## Problem statement
Look through the material and copy each line holding "stored".

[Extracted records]
++++++++++++++++++++

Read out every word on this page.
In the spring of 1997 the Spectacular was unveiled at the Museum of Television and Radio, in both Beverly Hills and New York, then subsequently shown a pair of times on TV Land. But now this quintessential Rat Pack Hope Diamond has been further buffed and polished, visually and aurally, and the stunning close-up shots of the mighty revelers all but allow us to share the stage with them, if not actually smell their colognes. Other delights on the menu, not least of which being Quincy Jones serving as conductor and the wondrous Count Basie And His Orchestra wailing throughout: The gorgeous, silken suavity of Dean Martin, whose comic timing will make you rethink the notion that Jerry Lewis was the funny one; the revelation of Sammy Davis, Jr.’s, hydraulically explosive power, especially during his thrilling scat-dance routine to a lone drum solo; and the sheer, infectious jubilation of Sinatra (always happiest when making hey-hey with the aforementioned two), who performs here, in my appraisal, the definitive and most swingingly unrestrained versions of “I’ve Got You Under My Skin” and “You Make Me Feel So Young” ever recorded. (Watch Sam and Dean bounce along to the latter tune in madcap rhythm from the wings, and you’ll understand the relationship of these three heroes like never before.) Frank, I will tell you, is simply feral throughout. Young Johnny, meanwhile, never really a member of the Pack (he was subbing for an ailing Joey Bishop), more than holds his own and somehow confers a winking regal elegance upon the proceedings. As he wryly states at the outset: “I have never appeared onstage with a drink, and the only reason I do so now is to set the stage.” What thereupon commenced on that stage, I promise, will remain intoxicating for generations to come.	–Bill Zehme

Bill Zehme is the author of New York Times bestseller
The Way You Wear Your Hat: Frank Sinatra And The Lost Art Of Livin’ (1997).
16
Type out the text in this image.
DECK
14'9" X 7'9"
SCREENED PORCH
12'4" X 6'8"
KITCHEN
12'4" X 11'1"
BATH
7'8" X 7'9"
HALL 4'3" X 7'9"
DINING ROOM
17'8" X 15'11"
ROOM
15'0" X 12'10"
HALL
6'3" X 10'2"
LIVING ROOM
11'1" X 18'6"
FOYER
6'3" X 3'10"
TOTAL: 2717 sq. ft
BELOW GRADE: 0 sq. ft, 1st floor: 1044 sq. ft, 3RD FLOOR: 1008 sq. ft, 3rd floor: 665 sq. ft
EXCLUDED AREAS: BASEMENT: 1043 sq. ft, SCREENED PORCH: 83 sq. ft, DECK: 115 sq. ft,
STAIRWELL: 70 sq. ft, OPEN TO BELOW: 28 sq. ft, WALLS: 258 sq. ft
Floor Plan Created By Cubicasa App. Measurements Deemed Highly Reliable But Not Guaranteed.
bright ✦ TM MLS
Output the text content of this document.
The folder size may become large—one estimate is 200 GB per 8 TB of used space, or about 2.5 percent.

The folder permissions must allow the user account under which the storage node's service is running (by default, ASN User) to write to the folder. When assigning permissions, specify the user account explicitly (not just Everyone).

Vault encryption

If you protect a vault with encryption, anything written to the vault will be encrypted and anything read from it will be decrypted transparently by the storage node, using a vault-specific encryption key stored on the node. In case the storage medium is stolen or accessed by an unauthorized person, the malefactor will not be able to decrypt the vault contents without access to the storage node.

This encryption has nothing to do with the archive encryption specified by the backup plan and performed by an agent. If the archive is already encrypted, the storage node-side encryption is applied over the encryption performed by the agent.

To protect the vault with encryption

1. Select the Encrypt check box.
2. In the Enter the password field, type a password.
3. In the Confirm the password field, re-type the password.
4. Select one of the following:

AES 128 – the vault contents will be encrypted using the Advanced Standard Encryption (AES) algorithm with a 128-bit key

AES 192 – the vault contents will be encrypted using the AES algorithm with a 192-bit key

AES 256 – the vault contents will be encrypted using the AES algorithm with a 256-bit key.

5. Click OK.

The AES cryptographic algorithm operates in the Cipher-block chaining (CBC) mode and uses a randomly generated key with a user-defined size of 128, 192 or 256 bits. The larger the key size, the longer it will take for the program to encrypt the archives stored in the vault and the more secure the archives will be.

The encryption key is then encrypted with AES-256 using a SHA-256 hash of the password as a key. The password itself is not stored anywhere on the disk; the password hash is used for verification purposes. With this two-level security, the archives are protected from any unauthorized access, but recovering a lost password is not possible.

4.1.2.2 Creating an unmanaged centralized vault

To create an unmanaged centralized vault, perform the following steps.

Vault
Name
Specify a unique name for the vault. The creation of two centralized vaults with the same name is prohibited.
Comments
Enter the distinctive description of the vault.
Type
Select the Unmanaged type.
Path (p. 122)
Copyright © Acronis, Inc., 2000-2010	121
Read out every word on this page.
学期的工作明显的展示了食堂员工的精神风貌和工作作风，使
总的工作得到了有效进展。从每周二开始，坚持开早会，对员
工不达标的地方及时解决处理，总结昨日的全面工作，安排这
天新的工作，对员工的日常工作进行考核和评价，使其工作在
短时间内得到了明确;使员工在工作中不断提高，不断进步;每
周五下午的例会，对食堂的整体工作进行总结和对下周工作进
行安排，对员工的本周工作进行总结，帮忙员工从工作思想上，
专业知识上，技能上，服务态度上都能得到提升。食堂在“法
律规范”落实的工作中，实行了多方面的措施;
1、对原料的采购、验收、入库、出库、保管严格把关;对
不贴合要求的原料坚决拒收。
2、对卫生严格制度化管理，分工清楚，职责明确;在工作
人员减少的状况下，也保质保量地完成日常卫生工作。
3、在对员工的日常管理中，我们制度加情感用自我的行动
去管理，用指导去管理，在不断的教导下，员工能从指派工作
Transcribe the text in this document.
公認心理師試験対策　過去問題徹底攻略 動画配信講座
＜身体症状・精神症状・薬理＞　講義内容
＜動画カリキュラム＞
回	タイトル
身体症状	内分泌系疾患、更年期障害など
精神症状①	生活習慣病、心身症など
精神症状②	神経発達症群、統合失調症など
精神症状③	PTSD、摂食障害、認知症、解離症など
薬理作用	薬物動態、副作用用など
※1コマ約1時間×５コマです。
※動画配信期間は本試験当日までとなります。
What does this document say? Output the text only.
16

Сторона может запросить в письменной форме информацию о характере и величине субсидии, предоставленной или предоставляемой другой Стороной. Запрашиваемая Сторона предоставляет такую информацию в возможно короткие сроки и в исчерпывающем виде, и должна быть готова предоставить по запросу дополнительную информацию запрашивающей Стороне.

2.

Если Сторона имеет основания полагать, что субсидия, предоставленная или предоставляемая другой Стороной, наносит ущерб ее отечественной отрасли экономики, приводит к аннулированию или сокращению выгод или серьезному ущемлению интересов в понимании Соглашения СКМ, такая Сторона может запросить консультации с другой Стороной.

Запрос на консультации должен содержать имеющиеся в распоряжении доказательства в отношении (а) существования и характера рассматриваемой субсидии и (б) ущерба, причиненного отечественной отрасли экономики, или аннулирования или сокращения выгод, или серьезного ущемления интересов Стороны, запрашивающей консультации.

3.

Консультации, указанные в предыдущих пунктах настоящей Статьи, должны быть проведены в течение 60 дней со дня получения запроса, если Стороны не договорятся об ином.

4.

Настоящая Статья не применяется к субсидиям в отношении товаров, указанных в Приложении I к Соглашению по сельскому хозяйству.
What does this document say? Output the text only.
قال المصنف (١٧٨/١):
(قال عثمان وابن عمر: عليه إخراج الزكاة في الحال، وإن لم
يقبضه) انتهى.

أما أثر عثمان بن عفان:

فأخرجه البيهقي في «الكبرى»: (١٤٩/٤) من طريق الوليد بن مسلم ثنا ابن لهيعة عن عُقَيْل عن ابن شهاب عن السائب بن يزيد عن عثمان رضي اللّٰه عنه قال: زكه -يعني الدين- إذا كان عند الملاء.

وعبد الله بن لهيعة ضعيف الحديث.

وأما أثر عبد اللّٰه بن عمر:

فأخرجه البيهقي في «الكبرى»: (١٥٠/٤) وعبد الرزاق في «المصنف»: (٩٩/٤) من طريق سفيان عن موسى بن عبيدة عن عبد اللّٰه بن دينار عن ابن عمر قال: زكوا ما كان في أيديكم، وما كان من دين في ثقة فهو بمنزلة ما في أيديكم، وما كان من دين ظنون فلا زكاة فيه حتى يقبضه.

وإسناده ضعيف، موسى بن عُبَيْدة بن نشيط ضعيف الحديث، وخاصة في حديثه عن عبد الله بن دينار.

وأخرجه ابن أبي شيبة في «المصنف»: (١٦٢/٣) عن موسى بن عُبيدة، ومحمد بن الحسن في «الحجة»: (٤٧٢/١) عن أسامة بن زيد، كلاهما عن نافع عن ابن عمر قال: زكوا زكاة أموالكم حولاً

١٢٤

++++++++++++++++++++

## Exercise answer
If you protect a vault with encryption, anything written to the vault will be encrypted and anything read from it will be decrypted transparently by the storage node, using a vault-specific encryption key stored on the node. In case the storage medium is stolen or accessed by an unauthorized person, the malefactor will not be able to decrypt the vault contents without access to the storage node.
The AES cryptographic algorithm operates in the Cipher-block chaining (CBC) mode and uses a randomly generated key with a user-defined size of 128, 192 or 256 bits. The larger the key size, the longer it will take for the program to encrypt the archives stored in the vault and the more secure the archives will be.
The encryption key is then encrypted with AES-256 using a SHA-256 hash of the password as a key. The password itself is not stored anywhere on the disk; the password hash is used for verification purposes. With this two-level security, the archives are protected from any unauthorized access, but recovering a lost password is not possible.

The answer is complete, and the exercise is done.